Write down every entry below once more, exactly.
--
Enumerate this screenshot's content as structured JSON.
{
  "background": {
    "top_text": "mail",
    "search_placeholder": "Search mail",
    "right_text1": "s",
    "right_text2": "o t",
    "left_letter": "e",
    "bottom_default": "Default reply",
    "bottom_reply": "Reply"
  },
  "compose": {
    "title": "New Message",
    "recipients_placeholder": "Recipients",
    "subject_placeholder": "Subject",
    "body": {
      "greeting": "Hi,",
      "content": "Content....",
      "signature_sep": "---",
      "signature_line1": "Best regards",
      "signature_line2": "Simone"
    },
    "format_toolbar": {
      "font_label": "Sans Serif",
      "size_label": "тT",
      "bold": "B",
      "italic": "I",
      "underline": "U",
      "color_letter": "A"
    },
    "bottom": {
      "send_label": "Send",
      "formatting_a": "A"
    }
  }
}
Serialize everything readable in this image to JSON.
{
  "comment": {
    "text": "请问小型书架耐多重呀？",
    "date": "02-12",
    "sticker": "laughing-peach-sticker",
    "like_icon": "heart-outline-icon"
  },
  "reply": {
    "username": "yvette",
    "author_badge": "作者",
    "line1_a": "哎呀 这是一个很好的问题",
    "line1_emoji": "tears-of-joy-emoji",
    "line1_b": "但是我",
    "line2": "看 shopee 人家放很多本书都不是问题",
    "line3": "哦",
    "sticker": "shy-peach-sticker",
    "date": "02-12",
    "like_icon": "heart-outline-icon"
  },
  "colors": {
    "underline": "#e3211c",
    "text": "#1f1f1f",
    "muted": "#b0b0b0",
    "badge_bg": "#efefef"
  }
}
--
Full solution |
Enumerate this screenshot's content as structured JSON.
{
  "background": {
    "top_text": "mail",
    "search_placeholder": "Search mail",
    "right_text1": "s",
    "right_text2": "o t",
    "left_letter": "e",
    "bottom_default": "Default reply",
    "bottom_reply": "Reply"
  },
  "compose": {
    "title": "New Message",
    "recipients_placeholder": "Recipients",
    "subject_placeholder": "Subject",
    "body": {
      "greeting": "Hi,",
      "content": "Content....",
      "signature_sep": "---",
      "signature_line1": "Best regards",
      "signature_line2": "Simone"
    },
    "format_toolbar": {
      "font_label": "Sans Serif",
      "size_label": "тT",
      "bold": "B",
      "italic": "I",
      "underline": "U",
      "color_letter": "A"
    },
    "bottom": {
      "send_label": "Send",
      "formatting_a": "A"
    }
  }
}
Serialize everything readable in this image to JSON.
{
  "comment": {
    "text": "请问小型书架耐多重呀？",
    "date": "02-12",
    "sticker": "laughing-peach-sticker",
    "like_icon": "heart-outline-icon"
  },
  "reply": {
    "username": "yvette",
    "author_badge": "作者",
    "line1_a": "哎呀 这是一个很好的问题",
    "line1_emoji": "tears-of-joy-emoji",
    "line1_b": "但是我",
    "line2": "看 shopee 人家放很多本书都不是问题",
    "line3": "哦",
    "sticker": "shy-peach-sticker",
    "date": "02-12",
    "like_icon": "heart-outline-icon"
  },
  "colors": {
    "underline": "#e3211c",
    "text": "#1f1f1f",
    "muted": "#b0b0b0",
    "badge_bg": "#efefef"
  }
}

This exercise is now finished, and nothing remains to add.